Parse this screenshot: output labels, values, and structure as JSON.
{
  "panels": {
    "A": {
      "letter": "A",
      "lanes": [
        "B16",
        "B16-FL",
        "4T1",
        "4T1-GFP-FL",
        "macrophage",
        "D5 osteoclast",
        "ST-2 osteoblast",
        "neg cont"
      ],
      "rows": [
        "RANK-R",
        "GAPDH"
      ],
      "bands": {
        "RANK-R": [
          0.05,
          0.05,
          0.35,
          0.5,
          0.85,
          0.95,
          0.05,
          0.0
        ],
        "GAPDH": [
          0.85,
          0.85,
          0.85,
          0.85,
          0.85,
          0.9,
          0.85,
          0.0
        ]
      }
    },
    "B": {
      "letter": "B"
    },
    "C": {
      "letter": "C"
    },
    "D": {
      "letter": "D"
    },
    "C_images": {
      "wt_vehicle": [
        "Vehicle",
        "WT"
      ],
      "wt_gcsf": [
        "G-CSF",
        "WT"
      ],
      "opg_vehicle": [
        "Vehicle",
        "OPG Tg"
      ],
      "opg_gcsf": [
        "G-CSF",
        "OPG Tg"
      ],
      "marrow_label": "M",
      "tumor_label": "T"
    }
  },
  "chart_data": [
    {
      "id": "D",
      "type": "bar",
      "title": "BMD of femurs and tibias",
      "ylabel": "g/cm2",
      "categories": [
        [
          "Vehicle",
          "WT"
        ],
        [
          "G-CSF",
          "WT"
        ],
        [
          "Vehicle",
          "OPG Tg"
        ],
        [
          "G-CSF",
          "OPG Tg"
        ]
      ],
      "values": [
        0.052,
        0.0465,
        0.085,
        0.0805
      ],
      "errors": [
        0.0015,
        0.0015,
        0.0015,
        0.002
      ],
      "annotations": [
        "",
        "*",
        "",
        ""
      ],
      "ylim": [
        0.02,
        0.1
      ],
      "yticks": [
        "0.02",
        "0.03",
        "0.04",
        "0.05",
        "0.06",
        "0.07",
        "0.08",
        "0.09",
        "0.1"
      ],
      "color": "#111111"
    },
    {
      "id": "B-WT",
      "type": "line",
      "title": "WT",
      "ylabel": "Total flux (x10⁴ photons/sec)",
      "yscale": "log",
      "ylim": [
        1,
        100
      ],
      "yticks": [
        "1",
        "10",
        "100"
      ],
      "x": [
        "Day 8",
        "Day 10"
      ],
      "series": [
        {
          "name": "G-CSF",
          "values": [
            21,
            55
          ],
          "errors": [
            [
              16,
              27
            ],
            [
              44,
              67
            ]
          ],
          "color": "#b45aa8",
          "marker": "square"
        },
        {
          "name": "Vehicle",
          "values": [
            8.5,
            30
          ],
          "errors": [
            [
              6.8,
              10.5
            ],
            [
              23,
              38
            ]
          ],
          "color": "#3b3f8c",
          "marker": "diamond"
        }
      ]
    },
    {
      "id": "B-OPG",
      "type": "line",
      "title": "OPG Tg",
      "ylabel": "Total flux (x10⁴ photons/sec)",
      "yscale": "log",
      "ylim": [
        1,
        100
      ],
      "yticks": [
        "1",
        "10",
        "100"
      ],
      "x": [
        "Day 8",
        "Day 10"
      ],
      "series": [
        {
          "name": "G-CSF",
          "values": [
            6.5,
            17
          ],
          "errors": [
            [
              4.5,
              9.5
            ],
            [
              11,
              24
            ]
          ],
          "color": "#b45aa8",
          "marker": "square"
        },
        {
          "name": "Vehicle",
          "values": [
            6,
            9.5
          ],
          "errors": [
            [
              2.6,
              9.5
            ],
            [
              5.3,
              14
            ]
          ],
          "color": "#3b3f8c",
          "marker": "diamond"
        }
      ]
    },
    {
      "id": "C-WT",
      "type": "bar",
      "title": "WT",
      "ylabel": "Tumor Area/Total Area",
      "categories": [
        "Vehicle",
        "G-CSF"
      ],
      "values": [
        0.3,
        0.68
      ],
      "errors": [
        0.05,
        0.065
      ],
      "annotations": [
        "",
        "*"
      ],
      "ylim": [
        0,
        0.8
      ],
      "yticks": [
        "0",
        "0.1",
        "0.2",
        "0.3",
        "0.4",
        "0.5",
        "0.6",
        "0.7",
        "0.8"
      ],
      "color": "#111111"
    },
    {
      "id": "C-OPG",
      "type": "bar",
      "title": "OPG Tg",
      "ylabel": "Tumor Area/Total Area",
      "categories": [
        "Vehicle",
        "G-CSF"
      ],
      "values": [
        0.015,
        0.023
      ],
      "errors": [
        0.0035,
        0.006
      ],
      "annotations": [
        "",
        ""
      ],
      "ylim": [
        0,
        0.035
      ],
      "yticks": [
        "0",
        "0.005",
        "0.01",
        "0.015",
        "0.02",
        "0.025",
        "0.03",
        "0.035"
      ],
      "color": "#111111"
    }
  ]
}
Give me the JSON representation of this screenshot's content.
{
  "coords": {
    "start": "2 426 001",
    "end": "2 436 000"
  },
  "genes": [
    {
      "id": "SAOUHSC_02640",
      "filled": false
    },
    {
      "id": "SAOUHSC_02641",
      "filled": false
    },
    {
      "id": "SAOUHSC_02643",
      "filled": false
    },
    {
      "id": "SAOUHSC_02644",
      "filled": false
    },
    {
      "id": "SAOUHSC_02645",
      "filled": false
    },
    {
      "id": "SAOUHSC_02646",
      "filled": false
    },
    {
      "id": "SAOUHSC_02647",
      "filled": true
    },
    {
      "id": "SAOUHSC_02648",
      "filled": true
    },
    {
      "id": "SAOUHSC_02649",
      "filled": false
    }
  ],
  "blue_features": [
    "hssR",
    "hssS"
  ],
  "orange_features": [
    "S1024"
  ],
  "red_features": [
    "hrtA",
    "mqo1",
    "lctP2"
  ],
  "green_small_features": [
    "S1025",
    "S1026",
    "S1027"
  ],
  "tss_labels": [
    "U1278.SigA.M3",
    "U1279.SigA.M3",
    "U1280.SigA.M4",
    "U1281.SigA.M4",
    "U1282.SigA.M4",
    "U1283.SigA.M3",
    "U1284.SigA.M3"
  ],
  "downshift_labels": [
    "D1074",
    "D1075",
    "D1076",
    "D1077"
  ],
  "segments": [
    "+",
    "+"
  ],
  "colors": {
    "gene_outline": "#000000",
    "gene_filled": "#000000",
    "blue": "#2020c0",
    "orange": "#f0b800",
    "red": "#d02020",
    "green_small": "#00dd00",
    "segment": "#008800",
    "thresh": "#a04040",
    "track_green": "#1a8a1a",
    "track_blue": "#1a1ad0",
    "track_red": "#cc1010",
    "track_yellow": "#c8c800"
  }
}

........

The problem: Your task is to output the material above exactly.

Written solution:
Parse this screenshot: output labels, values, and structure as JSON.
{
  "panels": {
    "A": {
      "letter": "A",
      "lanes": [
        "B16",
        "B16-FL",
        "4T1",
        "4T1-GFP-FL",
        "macrophage",
        "D5 osteoclast",
        "ST-2 osteoblast",
        "neg cont"
      ],
      "rows": [
        "RANK-R",
        "GAPDH"
      ],
      "bands": {
        "RANK-R": [
          0.05,
          0.05,
          0.35,
          0.5,
          0.85,
          0.95,
          0.05,
          0.0
        ],
        "GAPDH": [
          0.85,
          0.85,
          0.85,
          0.85,
          0.85,
          0.9,
          0.85,
          0.0
        ]
      }
    },
    "B": {
      "letter": "B"
    },
    "C": {
      "letter": "C"
    },
    "D": {
      "letter": "D"
    },
    "C_images": {
      "wt_vehicle": [
        "Vehicle",
        "WT"
      ],
      "wt_gcsf": [
        "G-CSF",
        "WT"
      ],
      "opg_vehicle": [
        "Vehicle",
        "OPG Tg"
      ],
      "opg_gcsf": [
        "G-CSF",
        "OPG Tg"
      ],
      "marrow_label": "M",
      "tumor_label": "T"
    }
  },
  "chart_data": [
    {
      "id": "D",
      "type": "bar",
      "title": "BMD of femurs and tibias",
      "ylabel": "g/cm2",
      "categories": [
        [
          "Vehicle",
          "WT"
        ],
        [
          "G-CSF",
          "WT"
        ],
        [
          "Vehicle",
          "OPG Tg"
        ],
        [
          "G-CSF",
          "OPG Tg"
        ]
      ],
      "values": [
        0.052,
        0.0465,
        0.085,
        0.0805
      ],
      "errors": [
        0.0015,
        0.0015,
        0.0015,
        0.002
      ],
      "annotations": [
        "",
        "*",
        "",
        ""
      ],
      "ylim": [
        0.02,
        0.1
      ],
      "yticks": [
        "0.02",
        "0.03",
        "0.04",
        "0.05",
        "0.06",
        "0.07",
        "0.08",
        "0.09",
        "0.1"
      ],
      "color": "#111111"
    },
    {
      "id": "B-WT",
      "type": "line",
      "title": "WT",
      "ylabel": "Total flux (x10⁴ photons/sec)",
      "yscale": "log",
      "ylim": [
        1,
        100
      ],
      "yticks": [
        "1",
        "10",
        "100"
      ],
      "x": [
        "Day 8",
        "Day 10"
      ],
      "series": [
        {
          "name": "G-CSF",
          "values": [
            21,
            55
          ],
          "errors": [
            [
              16,
              27
            ],
            [
              44,
              67
            ]
          ],
          "color": "#b45aa8",
          "marker": "square"
        },
        {
          "name": "Vehicle",
          "values": [
            8.5,
            30
          ],
          "errors": [
            [
              6.8,
              10.5
            ],
            [
              23,
              38
            ]
          ],
          "color": "#3b3f8c",
          "marker": "diamond"
        }
      ]
    },
    {
      "id": "B-OPG",
      "type": "line",
      "title": "OPG Tg",
      "ylabel": "Total flux (x10⁴ photons/sec)",
      "yscale": "log",
      "ylim": [
        1,
        100
      ],
      "yticks": [
        "1",
        "10",
        "100"
      ],
      "x": [
        "Day 8",
        "Day 10"
      ],
      "series": [
        {
          "name": "G-CSF",
          "values": [
            6.5,
            17
          ],
          "errors": [
            [
              4.5,
              9.5
            ],
            [
              11,
              24
            ]
          ],
          "color": "#b45aa8",
          "marker": "square"
        },
        {
          "name": "Vehicle",
          "values": [
            6,
            9.5
          ],
          "errors": [
            [
              2.6,
              9.5
            ],
            [
              5.3,
              14
            ]
          ],
          "color": "#3b3f8c",
          "marker": "diamond"
        }
      ]
    },
    {
      "id": "C-WT",
      "type": "bar",
      "title": "WT",
      "ylabel": "Tumor Area/Total Area",
      "categories": [
        "Vehicle",
        "G-CSF"
      ],
      "values": [
        0.3,
        0.68
      ],
      "errors": [
        0.05,
        0.065
      ],
      "annotations": [
        "",
        "*"
      ],
      "ylim": [
        0,
        0.8
      ],
      "yticks": [
        "0",
        "0.1",
        "0.2",
        "0.3",
        "0.4",
        "0.5",
        "0.6",
        "0.7",
        "0.8"
      ],
      "color": "#111111"
    },
    {
      "id": "C-OPG",
      "type": "bar",
      "title": "OPG Tg",
      "ylabel": "Tumor Area/Total Area",
      "categories": [
        "Vehicle",
        "G-CSF"
      ],
      "values": [
        0.015,
        0.023
      ],
      "errors": [
        0.0035,
        0.006
      ],
      "annotations": [
        "",
        ""
      ],
      "ylim": [
        0,
        0.035
      ],
      "yticks": [
        "0",
        "0.005",
        "0.01",
        "0.015",
        "0.02",
        "0.025",
        "0.03",
        "0.035"
      ],
      "color": "#111111"
    }
  ]
}
Give me the JSON representation of this screenshot's content.
{
  "coords": {
    "start": "2 426 001",
    "end": "2 436 000"
  },
  "genes": [
    {
      "id": "SAOUHSC_02640",
      "filled": false
    },
    {
      "id": "SAOUHSC_02641",
      "filled": false
    },
    {
      "id": "SAOUHSC_02643",
      "filled": false
    },
    {
      "id": "SAOUHSC_02644",
      "filled": false
    },
    {
      "id": "SAOUHSC_02645",
      "filled": false
    },
    {
      "id": "SAOUHSC_02646",
      "filled": false
    },
    {
      "id": "SAOUHSC_02647",
      "filled": true
    },
    {
      "id": "SAOUHSC_02648",
      "filled": true
    },
    {
      "id": "SAOUHSC_02649",
      "filled": false
    }
  ],
  "blue_features": [
    "hssR",
    "hssS"
  ],
  "orange_features": [
    "S1024"
  ],
  "red_features": [
    "hrtA",
    "mqo1",
    "lctP2"
  ],
  "green_small_features": [
    "S1025",
    "S1026",
    "S1027"
  ],
  "tss_labels": [
    "U1278.SigA.M3",
    "U1279.SigA.M3",
    "U1280.SigA.M4",
    "U1281.SigA.M4",
    "U1282.SigA.M4",
    "U1283.SigA.M3",
    "U1284.SigA.M3"
  ],
  "downshift_labels": [
    "D1074",
    "D1075",
    "D1076",
    "D1077"
  ],
  "segments": [
    "+",
    "+"
  ],
  "colors": {
    "gene_outline": "#000000",
    "gene_filled": "#000000",
    "blue": "#2020c0",
    "orange": "#f0b800",
    "red": "#d02020",
    "green_small": "#00dd00",
    "segment": "#008800",
    "thresh": "#a04040",
    "track_green": "#1a8a1a",
    "track_blue": "#1a1ad0",
    "track_red": "#cc1010",
    "track_yellow": "#c8c800"
  }
}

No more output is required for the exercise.